Output every line of the data exactly as it appears.

--- START OF Material for the task ---

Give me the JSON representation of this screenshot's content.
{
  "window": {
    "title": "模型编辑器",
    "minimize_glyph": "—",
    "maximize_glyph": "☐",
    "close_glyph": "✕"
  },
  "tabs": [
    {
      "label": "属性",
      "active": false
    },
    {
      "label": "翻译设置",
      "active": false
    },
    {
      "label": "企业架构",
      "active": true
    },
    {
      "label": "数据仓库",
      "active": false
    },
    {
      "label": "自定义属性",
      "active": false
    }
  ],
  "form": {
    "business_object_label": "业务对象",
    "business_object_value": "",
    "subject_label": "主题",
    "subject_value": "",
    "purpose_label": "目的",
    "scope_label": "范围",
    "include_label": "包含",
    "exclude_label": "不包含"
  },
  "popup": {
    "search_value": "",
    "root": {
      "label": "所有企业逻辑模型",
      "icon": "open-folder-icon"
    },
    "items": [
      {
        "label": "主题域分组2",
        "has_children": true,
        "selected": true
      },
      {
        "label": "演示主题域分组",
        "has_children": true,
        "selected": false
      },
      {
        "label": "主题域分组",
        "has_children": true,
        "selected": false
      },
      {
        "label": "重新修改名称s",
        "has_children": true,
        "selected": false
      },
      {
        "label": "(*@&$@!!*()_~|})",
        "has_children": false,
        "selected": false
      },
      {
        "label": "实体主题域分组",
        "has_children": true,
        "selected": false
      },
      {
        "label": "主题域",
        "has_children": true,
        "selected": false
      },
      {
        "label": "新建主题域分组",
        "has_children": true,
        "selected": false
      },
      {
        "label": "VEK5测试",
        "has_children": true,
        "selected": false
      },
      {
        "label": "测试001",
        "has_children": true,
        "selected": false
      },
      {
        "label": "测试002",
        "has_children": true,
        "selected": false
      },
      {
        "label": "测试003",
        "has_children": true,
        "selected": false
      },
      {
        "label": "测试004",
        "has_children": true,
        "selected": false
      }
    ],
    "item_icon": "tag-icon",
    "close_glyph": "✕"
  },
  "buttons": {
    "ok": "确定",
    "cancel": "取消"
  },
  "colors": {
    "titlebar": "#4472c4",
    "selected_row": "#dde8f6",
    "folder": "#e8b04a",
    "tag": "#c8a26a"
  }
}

--- END OF Material for the task ---

*The solution*.
Give me the JSON representation of this screenshot's content.
{
  "window": {
    "title": "模型编辑器",
    "minimize_glyph": "—",
    "maximize_glyph": "☐",
    "close_glyph": "✕"
  },
  "tabs": [
    {
      "label": "属性",
      "active": false
    },
    {
      "label": "翻译设置",
      "active": false
    },
    {
      "label": "企业架构",
      "active": true
    },
    {
      "label": "数据仓库",
      "active": false
    },
    {
      "label": "自定义属性",
      "active": false
    }
  ],
  "form": {
    "business_object_label": "业务对象",
    "business_object_value": "",
    "subject_label": "主题",
    "subject_value": "",
    "purpose_label": "目的",
    "scope_label": "范围",
    "include_label": "包含",
    "exclude_label": "不包含"
  },
  "popup": {
    "search_value": "",
    "root": {
      "label": "所有企业逻辑模型",
      "icon": "open-folder-icon"
    },
    "items": [
      {
        "label": "主题域分组2",
        "has_children": true,
        "selected": true
      },
      {
        "label": "演示主题域分组",
        "has_children": true,
        "selected": false
      },
      {
        "label": "主题域分组",
        "has_children": true,
        "selected": false
      },
      {
        "label": "重新修改名称s",
        "has_children": true,
        "selected": false
      },
      {
        "label": "(*@&$@!!*()_~|})",
        "has_children": false,
        "selected": false
      },
      {
        "label": "实体主题域分组",
        "has_children": true,
        "selected": false
      },
      {
        "label": "主题域",
        "has_children": true,
        "selected": false
      },
      {
        "label": "新建主题域分组",
        "has_children": true,
        "selected": false
      },
      {
        "label": "VEK5测试",
        "has_children": true,
        "selected": false
      },
      {
        "label": "测试001",
        "has_children": true,
        "selected": false
      },
      {
        "label": "测试002",
        "has_children": true,
        "selected": false
      },
      {
        "label": "测试003",
        "has_children": true,
        "selected": false
      },
      {
        "label": "测试004",
        "has_children": true,
        "selected": false
      }
    ],
    "item_icon": "tag-icon",
    "close_glyph": "✕"
  },
  "buttons": {
    "ok": "确定",
    "cancel": "取消"
  },
  "colors": {
    "titlebar": "#4472c4",
    "selected_row": "#dde8f6",
    "folder": "#e8b04a",
    "tag": "#c8a26a"
  }
}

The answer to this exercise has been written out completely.